▶ _Given information_:
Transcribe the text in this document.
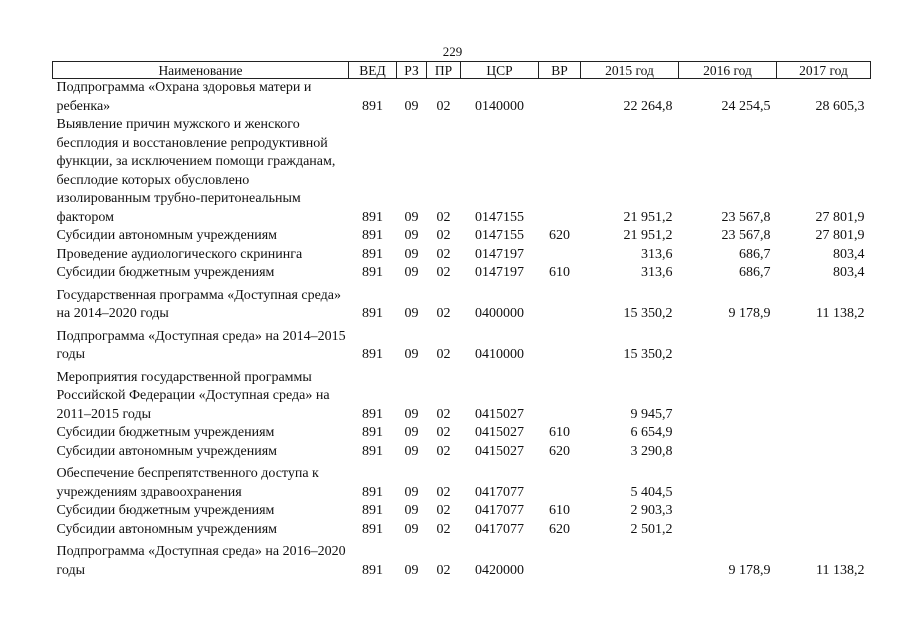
229
Наименование	ВЕД	РЗ	ПР	ЦСР	ВР	2015 год	2016 год	2017 год
Подпрограмма «Охрана здоровья матери и ребенка»	891	09	02	0140000		22 264,8	24 254,5	28 605,3
Выявление причин мужского и женского бесплодия и восстановление репродуктивной функции, за исключением помощи гражданам, бесплодие которых обусловлено изолированным трубно-перитонеальным фактором	891	09	02	0147155		21 951,2	23 567,8	27 801,9
Субсидии автономным учреждениям	891	09	02	0147155	620	21 951,2	23 567,8	27 801,9
Проведение аудиологического скрининга	891	09	02	0147197		313,6	686,7	803,4
Субсидии бюджетным учреждениям	891	09	02	0147197	610	313,6	686,7	803,4
Государственная программа «Доступная среда» на 2014–2020 годы	891	09	02	0400000		15 350,2	9 178,9	11 138,2
Подпрограмма «Доступная среда» на 2014–2015 годы	891	09	02	0410000		15 350,2		
Мероприятия государственной программы Российской Федерации «Доступная среда» на 2011–2015 годы	891	09	02	0415027		9 945,7		
Субсидии бюджетным учреждениям	891	09	02	0415027	610	6 654,9		
Субсидии автономным учреждениям	891	09	02	0415027	620	3 290,8		
Обеспечение беспрепятственного доступа к учреждениям здравоохранения	891	09	02	0417077		5 404,5		
Субсидии бюджетным учреждениям	891	09	02	0417077	610	2 903,3		
Субсидии автономным учреждениям	891	09	02	0417077	620	2 501,2		
Подпрограмма «Доступная среда» на 2016–2020 годы	891	09	02	0420000			9 178,9	11 138,2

▶ _Task details_:
Looking at the entries above, state how many lines contain "Субсидии"; give the number alone.

▶ _In response_:
6